■ Data ■
-------------------------
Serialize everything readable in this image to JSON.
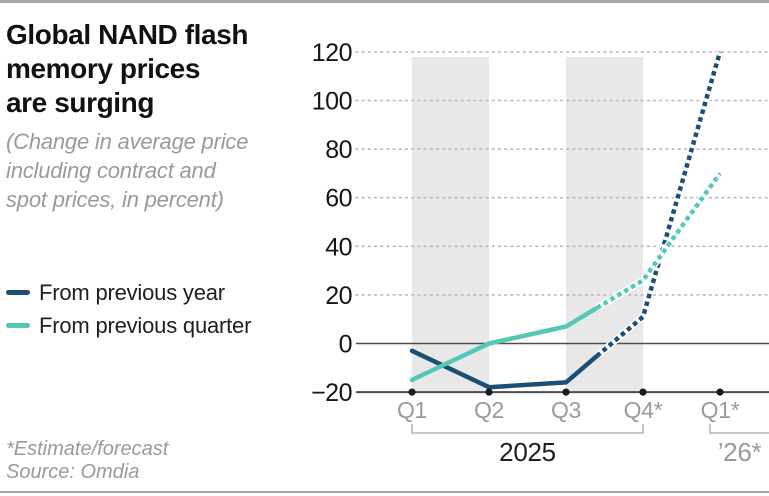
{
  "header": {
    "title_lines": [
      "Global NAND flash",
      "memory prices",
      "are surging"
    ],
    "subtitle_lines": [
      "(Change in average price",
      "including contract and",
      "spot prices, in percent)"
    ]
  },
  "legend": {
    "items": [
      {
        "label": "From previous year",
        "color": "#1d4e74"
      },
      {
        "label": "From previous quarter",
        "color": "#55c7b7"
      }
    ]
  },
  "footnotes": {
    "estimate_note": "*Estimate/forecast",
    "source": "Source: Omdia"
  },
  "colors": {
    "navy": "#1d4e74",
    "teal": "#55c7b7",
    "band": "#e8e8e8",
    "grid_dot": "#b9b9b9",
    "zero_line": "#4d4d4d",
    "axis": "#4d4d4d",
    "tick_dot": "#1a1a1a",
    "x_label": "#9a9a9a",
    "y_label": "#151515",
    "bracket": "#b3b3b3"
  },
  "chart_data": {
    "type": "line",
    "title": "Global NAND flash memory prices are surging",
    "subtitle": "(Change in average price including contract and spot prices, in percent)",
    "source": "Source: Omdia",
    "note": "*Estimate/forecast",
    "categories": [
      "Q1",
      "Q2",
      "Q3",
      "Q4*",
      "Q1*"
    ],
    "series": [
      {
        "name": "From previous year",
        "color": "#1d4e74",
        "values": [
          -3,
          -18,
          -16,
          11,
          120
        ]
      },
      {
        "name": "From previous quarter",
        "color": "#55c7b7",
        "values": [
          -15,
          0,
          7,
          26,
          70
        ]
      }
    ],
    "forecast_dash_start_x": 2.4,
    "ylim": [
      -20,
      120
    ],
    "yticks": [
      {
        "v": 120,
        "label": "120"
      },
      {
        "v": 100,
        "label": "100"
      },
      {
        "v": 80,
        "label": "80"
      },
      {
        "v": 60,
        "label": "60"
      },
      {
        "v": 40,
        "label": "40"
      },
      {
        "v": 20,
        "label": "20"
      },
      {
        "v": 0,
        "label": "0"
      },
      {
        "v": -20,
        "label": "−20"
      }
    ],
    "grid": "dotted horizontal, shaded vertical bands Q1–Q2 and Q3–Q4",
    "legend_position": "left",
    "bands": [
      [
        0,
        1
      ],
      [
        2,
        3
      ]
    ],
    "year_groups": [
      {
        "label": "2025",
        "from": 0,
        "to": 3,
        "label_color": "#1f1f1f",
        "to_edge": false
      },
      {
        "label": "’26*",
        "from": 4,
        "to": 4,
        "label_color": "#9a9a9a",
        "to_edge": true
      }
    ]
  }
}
-------------------------
The records above must be echoed exactly, minus their pictures.

■ Output ■
Serialize everything readable in this image to JSON.
{
  "header": {
    "title_lines": [
      "Global NAND flash",
      "memory prices",
      "are surging"
    ],
    "subtitle_lines": [
      "(Change in average price",
      "including contract and",
      "spot prices, in percent)"
    ]
  },
  "legend": {
    "items": [
      {
        "label": "From previous year",
        "color": "#1d4e74"
      },
      {
        "label": "From previous quarter",
        "color": "#55c7b7"
      }
    ]
  },
  "footnotes": {
    "estimate_note": "*Estimate/forecast",
    "source": "Source: Omdia"
  },
  "colors": {
    "navy": "#1d4e74",
    "teal": "#55c7b7",
    "band": "#e8e8e8",
    "grid_dot": "#b9b9b9",
    "zero_line": "#4d4d4d",
    "axis": "#4d4d4d",
    "tick_dot": "#1a1a1a",
    "x_label": "#9a9a9a",
    "y_label": "#151515",
    "bracket": "#b3b3b3"
  },
  "chart_data": {
    "type": "line",
    "title": "Global NAND flash memory prices are surging",
    "subtitle": "(Change in average price including contract and spot prices, in percent)",
    "source": "Source: Omdia",
    "note": "*Estimate/forecast",
    "categories": [
      "Q1",
      "Q2",
      "Q3",
      "Q4*",
      "Q1*"
    ],
    "series": [
      {
        "name": "From previous year",
        "color": "#1d4e74",
        "values": [
          -3,
          -18,
          -16,
          11,
          120
        ]
      },
      {
        "name": "From previous quarter",
        "color": "#55c7b7",
        "values": [
          -15,
          0,
          7,
          26,
          70
        ]
      }
    ],
    "forecast_dash_start_x": 2.4,
    "ylim": [
      -20,
      120
    ],
    "yticks": [
      {
        "v": 120,
        "label": "120"
      },
      {
        "v": 100,
        "label": "100"
      },
      {
        "v": 80,
        "label": "80"
      },
      {
        "v": 60,
        "label": "60"
      },
      {
        "v": 40,
        "label": "40"
      },
      {
        "v": 20,
        "label": "20"
      },
      {
        "v": 0,
        "label": "0"
      },
      {
        "v": -20,
        "label": "−20"
      }
    ],
    "grid": "dotted horizontal, shaded vertical bands Q1–Q2 and Q3–Q4",
    "legend_position": "left",
    "bands": [
      [
        0,
        1
      ],
      [
        2,
        3
      ]
    ],
    "year_groups": [
      {
        "label": "2025",
        "from": 0,
        "to": 3,
        "label_color": "#1f1f1f",
        "to_edge": false
      },
      {
        "label": "’26*",
        "from": 4,
        "to": 4,
        "label_color": "#9a9a9a",
        "to_edge": true
      }
    ]
  }
}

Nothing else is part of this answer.